Problem description.
Count lines holding the word "filter". Only the number is wanted.

Data for the task.
====================
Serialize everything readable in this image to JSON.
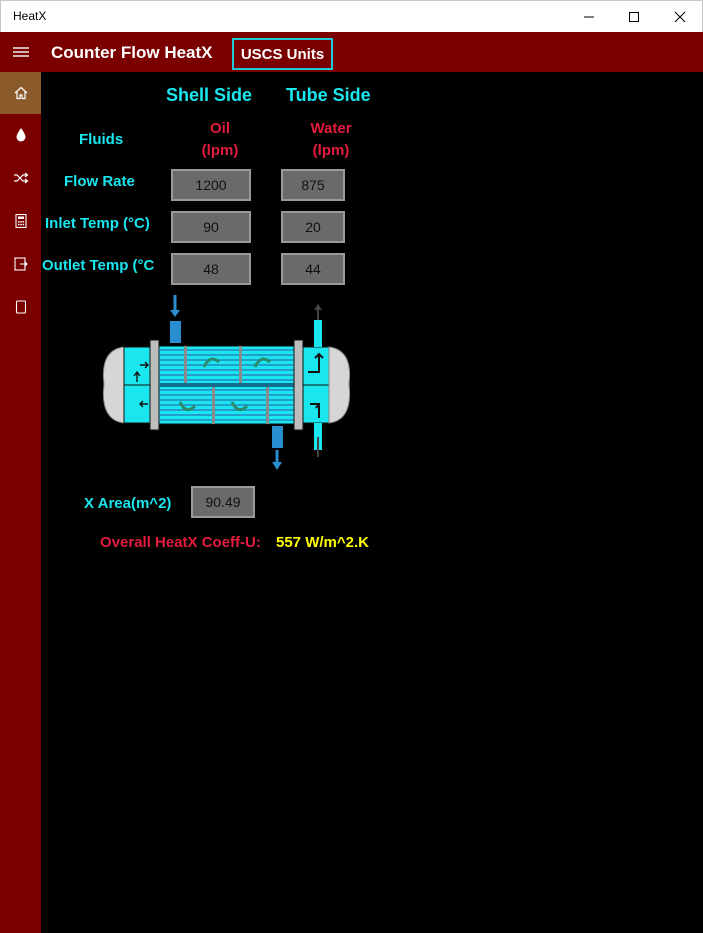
{
  "window": {
    "title": "HeatX"
  },
  "header": {
    "title": "Counter Flow HeatX",
    "units_button": "USCS Units"
  },
  "nav": {
    "items": [
      {
        "name": "home",
        "icon": "home-icon",
        "active": true
      },
      {
        "name": "fluid",
        "icon": "droplet-icon",
        "active": false
      },
      {
        "name": "flow",
        "icon": "shuffle-icon",
        "active": false
      },
      {
        "name": "calculator",
        "icon": "calculator-icon",
        "active": false
      },
      {
        "name": "export",
        "icon": "export-icon",
        "active": false
      },
      {
        "name": "page",
        "icon": "page-icon",
        "active": false
      }
    ]
  },
  "columns": {
    "shell": "Shell Side",
    "tube": "Tube Side"
  },
  "labels": {
    "fluids": "Fluids",
    "flow_rate": "Flow Rate",
    "inlet_temp": "Inlet Temp (°C)",
    "outlet_temp": "Outlet Temp (°C"
  },
  "shell": {
    "fluid": "Oil",
    "unit": "(lpm)",
    "flow_rate": "1200",
    "inlet_temp": "90",
    "outlet_temp": "48"
  },
  "tube": {
    "fluid": "Water",
    "unit": "(lpm)",
    "flow_rate": "875",
    "inlet_temp": "20",
    "outlet_temp": "44"
  },
  "area": {
    "label": "X Area(m^2)",
    "value": "90.49"
  },
  "coefficient": {
    "label": "Overall HeatX Coeff-U:",
    "value": "557 W/m^2.K"
  },
  "colors": {
    "accent_cyan": "#19e6ef",
    "label_red": "#e31c3d",
    "value_yellow": "#ffff00",
    "header_bg": "#7a0000",
    "nav_active": "#8b5a2b"
  }
}
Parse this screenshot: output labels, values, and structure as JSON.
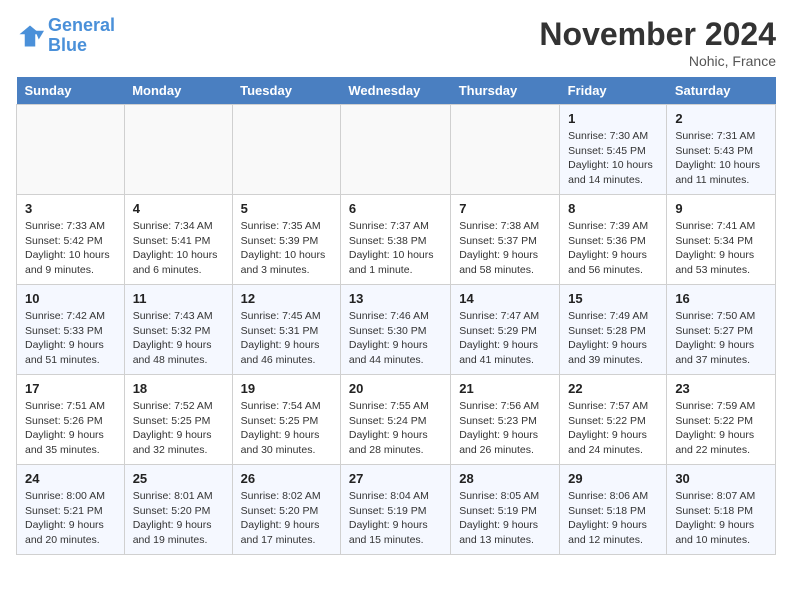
{
  "header": {
    "logo_line1": "General",
    "logo_line2": "Blue",
    "month": "November 2024",
    "location": "Nohic, France"
  },
  "weekdays": [
    "Sunday",
    "Monday",
    "Tuesday",
    "Wednesday",
    "Thursday",
    "Friday",
    "Saturday"
  ],
  "weeks": [
    [
      {
        "day": "",
        "info": ""
      },
      {
        "day": "",
        "info": ""
      },
      {
        "day": "",
        "info": ""
      },
      {
        "day": "",
        "info": ""
      },
      {
        "day": "",
        "info": ""
      },
      {
        "day": "1",
        "info": "Sunrise: 7:30 AM\nSunset: 5:45 PM\nDaylight: 10 hours and 14 minutes."
      },
      {
        "day": "2",
        "info": "Sunrise: 7:31 AM\nSunset: 5:43 PM\nDaylight: 10 hours and 11 minutes."
      }
    ],
    [
      {
        "day": "3",
        "info": "Sunrise: 7:33 AM\nSunset: 5:42 PM\nDaylight: 10 hours and 9 minutes."
      },
      {
        "day": "4",
        "info": "Sunrise: 7:34 AM\nSunset: 5:41 PM\nDaylight: 10 hours and 6 minutes."
      },
      {
        "day": "5",
        "info": "Sunrise: 7:35 AM\nSunset: 5:39 PM\nDaylight: 10 hours and 3 minutes."
      },
      {
        "day": "6",
        "info": "Sunrise: 7:37 AM\nSunset: 5:38 PM\nDaylight: 10 hours and 1 minute."
      },
      {
        "day": "7",
        "info": "Sunrise: 7:38 AM\nSunset: 5:37 PM\nDaylight: 9 hours and 58 minutes."
      },
      {
        "day": "8",
        "info": "Sunrise: 7:39 AM\nSunset: 5:36 PM\nDaylight: 9 hours and 56 minutes."
      },
      {
        "day": "9",
        "info": "Sunrise: 7:41 AM\nSunset: 5:34 PM\nDaylight: 9 hours and 53 minutes."
      }
    ],
    [
      {
        "day": "10",
        "info": "Sunrise: 7:42 AM\nSunset: 5:33 PM\nDaylight: 9 hours and 51 minutes."
      },
      {
        "day": "11",
        "info": "Sunrise: 7:43 AM\nSunset: 5:32 PM\nDaylight: 9 hours and 48 minutes."
      },
      {
        "day": "12",
        "info": "Sunrise: 7:45 AM\nSunset: 5:31 PM\nDaylight: 9 hours and 46 minutes."
      },
      {
        "day": "13",
        "info": "Sunrise: 7:46 AM\nSunset: 5:30 PM\nDaylight: 9 hours and 44 minutes."
      },
      {
        "day": "14",
        "info": "Sunrise: 7:47 AM\nSunset: 5:29 PM\nDaylight: 9 hours and 41 minutes."
      },
      {
        "day": "15",
        "info": "Sunrise: 7:49 AM\nSunset: 5:28 PM\nDaylight: 9 hours and 39 minutes."
      },
      {
        "day": "16",
        "info": "Sunrise: 7:50 AM\nSunset: 5:27 PM\nDaylight: 9 hours and 37 minutes."
      }
    ],
    [
      {
        "day": "17",
        "info": "Sunrise: 7:51 AM\nSunset: 5:26 PM\nDaylight: 9 hours and 35 minutes."
      },
      {
        "day": "18",
        "info": "Sunrise: 7:52 AM\nSunset: 5:25 PM\nDaylight: 9 hours and 32 minutes."
      },
      {
        "day": "19",
        "info": "Sunrise: 7:54 AM\nSunset: 5:25 PM\nDaylight: 9 hours and 30 minutes."
      },
      {
        "day": "20",
        "info": "Sunrise: 7:55 AM\nSunset: 5:24 PM\nDaylight: 9 hours and 28 minutes."
      },
      {
        "day": "21",
        "info": "Sunrise: 7:56 AM\nSunset: 5:23 PM\nDaylight: 9 hours and 26 minutes."
      },
      {
        "day": "22",
        "info": "Sunrise: 7:57 AM\nSunset: 5:22 PM\nDaylight: 9 hours and 24 minutes."
      },
      {
        "day": "23",
        "info": "Sunrise: 7:59 AM\nSunset: 5:22 PM\nDaylight: 9 hours and 22 minutes."
      }
    ],
    [
      {
        "day": "24",
        "info": "Sunrise: 8:00 AM\nSunset: 5:21 PM\nDaylight: 9 hours and 20 minutes."
      },
      {
        "day": "25",
        "info": "Sunrise: 8:01 AM\nSunset: 5:20 PM\nDaylight: 9 hours and 19 minutes."
      },
      {
        "day": "26",
        "info": "Sunrise: 8:02 AM\nSunset: 5:20 PM\nDaylight: 9 hours and 17 minutes."
      },
      {
        "day": "27",
        "info": "Sunrise: 8:04 AM\nSunset: 5:19 PM\nDaylight: 9 hours and 15 minutes."
      },
      {
        "day": "28",
        "info": "Sunrise: 8:05 AM\nSunset: 5:19 PM\nDaylight: 9 hours and 13 minutes."
      },
      {
        "day": "29",
        "info": "Sunrise: 8:06 AM\nSunset: 5:18 PM\nDaylight: 9 hours and 12 minutes."
      },
      {
        "day": "30",
        "info": "Sunrise: 8:07 AM\nSunset: 5:18 PM\nDaylight: 9 hours and 10 minutes."
      }
    ]
  ]
}
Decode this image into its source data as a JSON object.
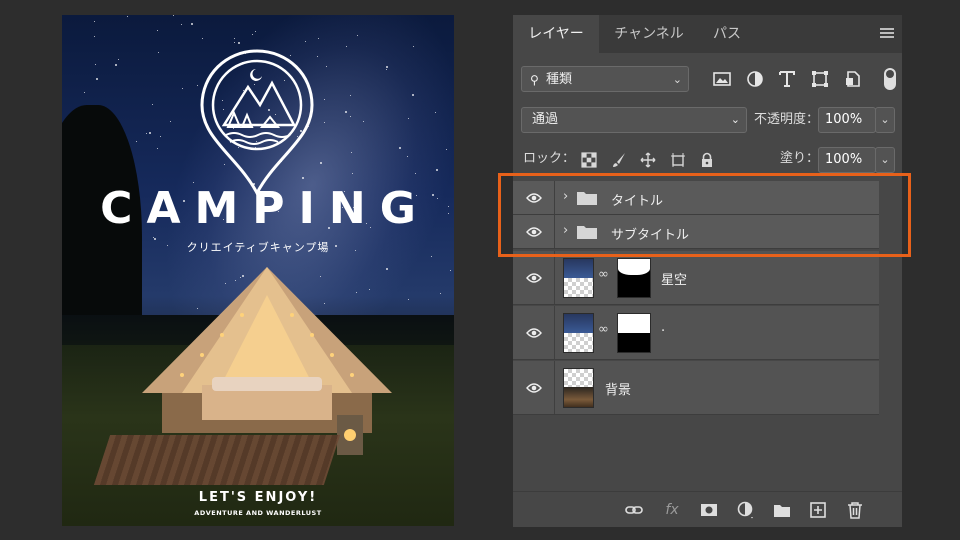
{
  "poster": {
    "title": "CAMPING",
    "subtitle": "クリエイティブキャンプ場",
    "tagline": "LET'S ENJOY!",
    "tagline_sub": "ADVENTURE AND WANDERLUST"
  },
  "panel": {
    "tabs": [
      {
        "label": "レイヤー",
        "active": true
      },
      {
        "label": "チャンネル",
        "active": false
      },
      {
        "label": "パス",
        "active": false
      }
    ],
    "filter": {
      "label": "種類",
      "icons": [
        "image-filter-icon",
        "adjustment-filter-icon",
        "type-filter-icon",
        "shape-filter-icon",
        "smart-object-filter-icon"
      ]
    },
    "blend_mode": "通過",
    "opacity_label": "不透明度：",
    "opacity_value": "100%",
    "lock_label": "ロック：",
    "fill_label": "塗り：",
    "fill_value": "100%",
    "layers": [
      {
        "name": "タイトル",
        "type": "group",
        "visible": true
      },
      {
        "name": "サブタイトル",
        "type": "group",
        "visible": true
      },
      {
        "name": "星空",
        "type": "smart-with-mask",
        "visible": true
      },
      {
        "name": ".",
        "type": "smart-with-mask",
        "visible": true
      },
      {
        "name": "背景",
        "type": "image",
        "visible": true
      }
    ],
    "bottom_icons": [
      "link-layers-icon",
      "fx-icon",
      "add-mask-icon",
      "adjustment-layer-icon",
      "new-group-icon",
      "new-layer-icon",
      "trash-icon"
    ]
  },
  "colors": {
    "highlight": "#e8611a",
    "panel_bg": "#474747",
    "app_bg": "#2d2d2d"
  }
}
====================
Complete response.
6